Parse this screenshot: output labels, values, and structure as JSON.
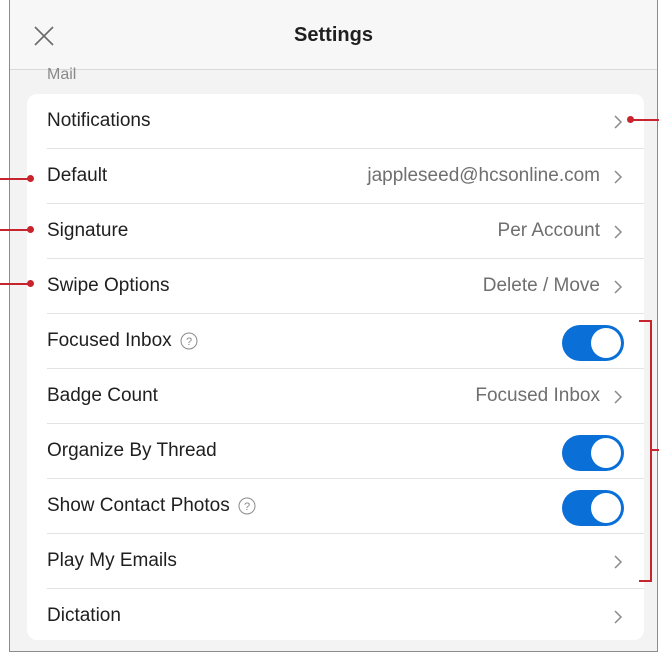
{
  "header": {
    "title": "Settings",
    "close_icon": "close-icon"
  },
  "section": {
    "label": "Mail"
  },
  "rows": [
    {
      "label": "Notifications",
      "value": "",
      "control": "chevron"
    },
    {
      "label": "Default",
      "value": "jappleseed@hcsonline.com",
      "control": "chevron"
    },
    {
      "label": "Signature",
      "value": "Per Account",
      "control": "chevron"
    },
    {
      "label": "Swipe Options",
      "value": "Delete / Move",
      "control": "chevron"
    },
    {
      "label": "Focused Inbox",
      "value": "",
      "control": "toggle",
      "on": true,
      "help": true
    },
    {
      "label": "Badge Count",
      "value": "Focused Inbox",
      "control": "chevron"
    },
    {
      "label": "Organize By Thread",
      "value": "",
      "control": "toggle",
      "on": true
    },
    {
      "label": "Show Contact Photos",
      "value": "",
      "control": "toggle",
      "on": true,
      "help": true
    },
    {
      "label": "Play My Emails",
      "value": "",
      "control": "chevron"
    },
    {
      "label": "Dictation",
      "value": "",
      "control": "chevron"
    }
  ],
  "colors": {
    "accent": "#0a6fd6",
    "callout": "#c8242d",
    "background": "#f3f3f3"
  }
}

++++++

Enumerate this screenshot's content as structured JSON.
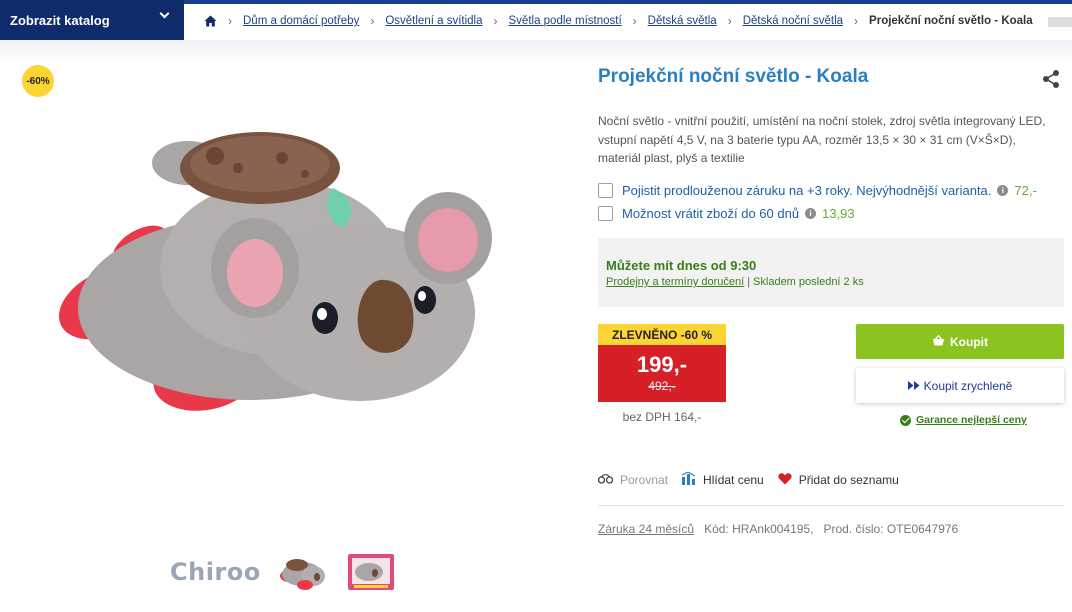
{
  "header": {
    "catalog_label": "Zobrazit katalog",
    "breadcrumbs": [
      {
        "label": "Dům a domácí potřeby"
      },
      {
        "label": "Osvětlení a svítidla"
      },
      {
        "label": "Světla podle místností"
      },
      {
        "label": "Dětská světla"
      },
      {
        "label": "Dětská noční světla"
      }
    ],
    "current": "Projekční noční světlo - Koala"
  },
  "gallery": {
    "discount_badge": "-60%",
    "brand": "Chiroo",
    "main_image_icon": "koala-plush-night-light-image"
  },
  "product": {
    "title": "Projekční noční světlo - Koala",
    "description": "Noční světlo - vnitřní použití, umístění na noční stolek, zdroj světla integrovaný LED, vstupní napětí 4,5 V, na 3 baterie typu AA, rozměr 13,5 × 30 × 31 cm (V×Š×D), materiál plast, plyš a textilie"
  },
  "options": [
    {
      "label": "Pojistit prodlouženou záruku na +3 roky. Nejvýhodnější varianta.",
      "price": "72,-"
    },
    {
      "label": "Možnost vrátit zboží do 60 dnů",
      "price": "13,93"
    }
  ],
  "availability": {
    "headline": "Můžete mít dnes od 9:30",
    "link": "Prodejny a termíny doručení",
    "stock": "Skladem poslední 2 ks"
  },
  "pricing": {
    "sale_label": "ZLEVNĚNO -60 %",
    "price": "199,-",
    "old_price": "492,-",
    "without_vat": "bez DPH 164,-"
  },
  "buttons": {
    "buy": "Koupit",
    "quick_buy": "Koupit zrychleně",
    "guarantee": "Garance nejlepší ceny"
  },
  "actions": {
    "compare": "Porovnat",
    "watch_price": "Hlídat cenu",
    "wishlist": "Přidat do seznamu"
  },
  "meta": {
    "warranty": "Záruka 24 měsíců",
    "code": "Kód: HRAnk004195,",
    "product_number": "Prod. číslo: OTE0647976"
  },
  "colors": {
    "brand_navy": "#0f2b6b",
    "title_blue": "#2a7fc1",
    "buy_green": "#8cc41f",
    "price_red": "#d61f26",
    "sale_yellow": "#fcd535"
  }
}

++++++

WHAT IS ASKED -
Only the number is wanted: how many lines of the data contain the word "světlo"?

EXPECTED ANSWER -
3